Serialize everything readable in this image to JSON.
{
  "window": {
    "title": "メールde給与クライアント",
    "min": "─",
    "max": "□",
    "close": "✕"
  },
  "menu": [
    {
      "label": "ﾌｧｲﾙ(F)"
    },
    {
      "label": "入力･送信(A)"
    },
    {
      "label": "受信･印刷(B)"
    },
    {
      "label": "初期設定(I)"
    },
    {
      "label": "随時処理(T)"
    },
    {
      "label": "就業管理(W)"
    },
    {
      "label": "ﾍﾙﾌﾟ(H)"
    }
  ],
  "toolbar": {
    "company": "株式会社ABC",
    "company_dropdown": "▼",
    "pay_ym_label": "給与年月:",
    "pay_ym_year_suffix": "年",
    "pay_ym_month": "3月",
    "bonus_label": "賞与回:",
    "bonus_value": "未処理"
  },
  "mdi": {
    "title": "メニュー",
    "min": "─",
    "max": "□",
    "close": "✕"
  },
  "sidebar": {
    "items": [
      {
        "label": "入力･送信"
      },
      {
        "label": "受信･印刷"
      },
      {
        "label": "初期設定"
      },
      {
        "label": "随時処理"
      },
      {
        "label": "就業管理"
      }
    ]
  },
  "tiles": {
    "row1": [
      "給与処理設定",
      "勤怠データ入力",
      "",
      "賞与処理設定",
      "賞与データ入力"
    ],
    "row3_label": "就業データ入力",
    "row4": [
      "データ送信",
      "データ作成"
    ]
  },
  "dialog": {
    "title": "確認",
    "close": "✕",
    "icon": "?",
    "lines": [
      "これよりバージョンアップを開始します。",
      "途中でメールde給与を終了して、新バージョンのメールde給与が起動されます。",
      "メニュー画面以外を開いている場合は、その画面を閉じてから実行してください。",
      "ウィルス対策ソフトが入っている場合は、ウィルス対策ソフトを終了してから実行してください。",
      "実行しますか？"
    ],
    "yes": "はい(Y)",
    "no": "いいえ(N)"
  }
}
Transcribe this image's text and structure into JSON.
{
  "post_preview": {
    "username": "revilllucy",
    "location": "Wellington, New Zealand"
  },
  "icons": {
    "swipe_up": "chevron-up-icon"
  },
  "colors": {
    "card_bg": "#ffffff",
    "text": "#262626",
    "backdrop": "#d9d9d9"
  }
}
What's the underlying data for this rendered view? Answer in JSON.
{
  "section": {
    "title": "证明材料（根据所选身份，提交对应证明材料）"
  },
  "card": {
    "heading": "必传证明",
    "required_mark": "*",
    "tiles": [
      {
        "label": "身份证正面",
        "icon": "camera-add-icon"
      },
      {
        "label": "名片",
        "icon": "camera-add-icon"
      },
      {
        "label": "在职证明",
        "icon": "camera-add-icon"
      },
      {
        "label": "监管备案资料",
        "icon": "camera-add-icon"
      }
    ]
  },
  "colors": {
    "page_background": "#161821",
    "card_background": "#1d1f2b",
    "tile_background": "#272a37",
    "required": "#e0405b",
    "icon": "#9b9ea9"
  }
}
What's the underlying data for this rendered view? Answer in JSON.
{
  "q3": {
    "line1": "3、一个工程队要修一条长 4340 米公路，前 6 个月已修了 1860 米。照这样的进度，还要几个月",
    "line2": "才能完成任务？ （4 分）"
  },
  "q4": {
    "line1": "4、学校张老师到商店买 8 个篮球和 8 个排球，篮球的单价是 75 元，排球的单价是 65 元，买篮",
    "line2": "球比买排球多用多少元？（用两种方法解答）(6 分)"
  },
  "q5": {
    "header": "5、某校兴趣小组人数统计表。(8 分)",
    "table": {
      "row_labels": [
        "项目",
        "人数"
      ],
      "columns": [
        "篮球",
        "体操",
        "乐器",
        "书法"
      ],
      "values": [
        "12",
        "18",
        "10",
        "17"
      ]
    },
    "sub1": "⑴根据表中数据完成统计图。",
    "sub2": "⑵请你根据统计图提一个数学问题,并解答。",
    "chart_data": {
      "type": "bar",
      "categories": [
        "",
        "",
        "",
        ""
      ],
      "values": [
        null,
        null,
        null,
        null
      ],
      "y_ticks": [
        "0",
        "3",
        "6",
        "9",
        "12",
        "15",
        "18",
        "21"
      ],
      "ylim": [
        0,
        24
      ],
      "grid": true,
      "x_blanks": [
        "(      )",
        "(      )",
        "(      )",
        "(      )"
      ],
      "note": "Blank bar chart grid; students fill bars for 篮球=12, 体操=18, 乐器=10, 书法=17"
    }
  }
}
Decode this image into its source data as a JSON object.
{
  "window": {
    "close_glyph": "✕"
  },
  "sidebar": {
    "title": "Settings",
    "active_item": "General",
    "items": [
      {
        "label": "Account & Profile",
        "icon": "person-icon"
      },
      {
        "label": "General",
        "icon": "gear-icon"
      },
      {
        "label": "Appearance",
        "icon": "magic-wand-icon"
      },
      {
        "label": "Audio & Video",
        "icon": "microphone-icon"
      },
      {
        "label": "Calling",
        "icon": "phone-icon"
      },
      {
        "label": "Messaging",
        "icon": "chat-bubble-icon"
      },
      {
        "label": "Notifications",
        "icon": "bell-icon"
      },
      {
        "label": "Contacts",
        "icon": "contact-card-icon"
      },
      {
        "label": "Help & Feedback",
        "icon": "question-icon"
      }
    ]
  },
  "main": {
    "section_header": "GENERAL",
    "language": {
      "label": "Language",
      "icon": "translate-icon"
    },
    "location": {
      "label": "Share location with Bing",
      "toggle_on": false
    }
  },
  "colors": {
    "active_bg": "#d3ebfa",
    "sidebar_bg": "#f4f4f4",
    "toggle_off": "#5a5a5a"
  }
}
——
- EXERCISE: Write the data out again in full and exactly.

- FULL SOLUTION:
Serialize everything readable in this image to JSON.
{
  "window": {
    "title": "メールde給与クライアント",
    "min": "─",
    "max": "□",
    "close": "✕"
  },
  "menu": [
    {
      "label": "ﾌｧｲﾙ(F)"
    },
    {
      "label": "入力･送信(A)"
    },
    {
      "label": "受信･印刷(B)"
    },
    {
      "label": "初期設定(I)"
    },
    {
      "label": "随時処理(T)"
    },
    {
      "label": "就業管理(W)"
    },
    {
      "label": "ﾍﾙﾌﾟ(H)"
    }
  ],
  "toolbar": {
    "company": "株式会社ABC",
    "company_dropdown": "▼",
    "pay_ym_label": "給与年月:",
    "pay_ym_year_suffix": "年",
    "pay_ym_month": "3月",
    "bonus_label": "賞与回:",
    "bonus_value": "未処理"
  },
  "mdi": {
    "title": "メニュー",
    "min": "─",
    "max": "□",
    "close": "✕"
  },
  "sidebar": {
    "items": [
      {
        "label": "入力･送信"
      },
      {
        "label": "受信･印刷"
      },
      {
        "label": "初期設定"
      },
      {
        "label": "随時処理"
      },
      {
        "label": "就業管理"
      }
    ]
  },
  "tiles": {
    "row1": [
      "給与処理設定",
      "勤怠データ入力",
      "",
      "賞与処理設定",
      "賞与データ入力"
    ],
    "row3_label": "就業データ入力",
    "row4": [
      "データ送信",
      "データ作成"
    ]
  },
  "dialog": {
    "title": "確認",
    "close": "✕",
    "icon": "?",
    "lines": [
      "これよりバージョンアップを開始します。",
      "途中でメールde給与を終了して、新バージョンのメールde給与が起動されます。",
      "メニュー画面以外を開いている場合は、その画面を閉じてから実行してください。",
      "ウィルス対策ソフトが入っている場合は、ウィルス対策ソフトを終了してから実行してください。",
      "実行しますか？"
    ],
    "yes": "はい(Y)",
    "no": "いいえ(N)"
  }
}
Transcribe this image's text and structure into JSON.
{
  "post_preview": {
    "username": "revilllucy",
    "location": "Wellington, New Zealand"
  },
  "icons": {
    "swipe_up": "chevron-up-icon"
  },
  "colors": {
    "card_bg": "#ffffff",
    "text": "#262626",
    "backdrop": "#d9d9d9"
  }
}
What's the underlying data for this rendered view? Answer in JSON.
{
  "section": {
    "title": "证明材料（根据所选身份，提交对应证明材料）"
  },
  "card": {
    "heading": "必传证明",
    "required_mark": "*",
    "tiles": [
      {
        "label": "身份证正面",
        "icon": "camera-add-icon"
      },
      {
        "label": "名片",
        "icon": "camera-add-icon"
      },
      {
        "label": "在职证明",
        "icon": "camera-add-icon"
      },
      {
        "label": "监管备案资料",
        "icon": "camera-add-icon"
      }
    ]
  },
  "colors": {
    "page_background": "#161821",
    "card_background": "#1d1f2b",
    "tile_background": "#272a37",
    "required": "#e0405b",
    "icon": "#9b9ea9"
  }
}
What's the underlying data for this rendered view? Answer in JSON.
{
  "q3": {
    "line1": "3、一个工程队要修一条长 4340 米公路，前 6 个月已修了 1860 米。照这样的进度，还要几个月",
    "line2": "才能完成任务？ （4 分）"
  },
  "q4": {
    "line1": "4、学校张老师到商店买 8 个篮球和 8 个排球，篮球的单价是 75 元，排球的单价是 65 元，买篮",
    "line2": "球比买排球多用多少元？（用两种方法解答）(6 分)"
  },
  "q5": {
    "header": "5、某校兴趣小组人数统计表。(8 分)",
    "table": {
      "row_labels": [
        "项目",
        "人数"
      ],
      "columns": [
        "篮球",
        "体操",
        "乐器",
        "书法"
      ],
      "values": [
        "12",
        "18",
        "10",
        "17"
      ]
    },
    "sub1": "⑴根据表中数据完成统计图。",
    "sub2": "⑵请你根据统计图提一个数学问题,并解答。",
    "chart_data": {
      "type": "bar",
      "categories": [
        "",
        "",
        "",
        ""
      ],
      "values": [
        null,
        null,
        null,
        null
      ],
      "y_ticks": [
        "0",
        "3",
        "6",
        "9",
        "12",
        "15",
        "18",
        "21"
      ],
      "ylim": [
        0,
        24
      ],
      "grid": true,
      "x_blanks": [
        "(      )",
        "(      )",
        "(      )",
        "(      )"
      ],
      "note": "Blank bar chart grid; students fill bars for 篮球=12, 体操=18, 乐器=10, 书法=17"
    }
  }
}
Decode this image into its source data as a JSON object.
{
  "window": {
    "close_glyph": "✕"
  },
  "sidebar": {
    "title": "Settings",
    "active_item": "General",
    "items": [
      {
        "label": "Account & Profile",
        "icon": "person-icon"
      },
      {
        "label": "General",
        "icon": "gear-icon"
      },
      {
        "label": "Appearance",
        "icon": "magic-wand-icon"
      },
      {
        "label": "Audio & Video",
        "icon": "microphone-icon"
      },
      {
        "label": "Calling",
        "icon": "phone-icon"
      },
      {
        "label": "Messaging",
        "icon": "chat-bubble-icon"
      },
      {
        "label": "Notifications",
        "icon": "bell-icon"
      },
      {
        "label": "Contacts",
        "icon": "contact-card-icon"
      },
      {
        "label": "Help & Feedback",
        "icon": "question-icon"
      }
    ]
  },
  "main": {
    "section_header": "GENERAL",
    "language": {
      "label": "Language",
      "icon": "translate-icon"
    },
    "location": {
      "label": "Share location with Bing",
      "toggle_on": false
    }
  },
  "colors": {
    "active_bg": "#d3ebfa",
    "sidebar_bg": "#f4f4f4",
    "toggle_off": "#5a5a5a"
  }
}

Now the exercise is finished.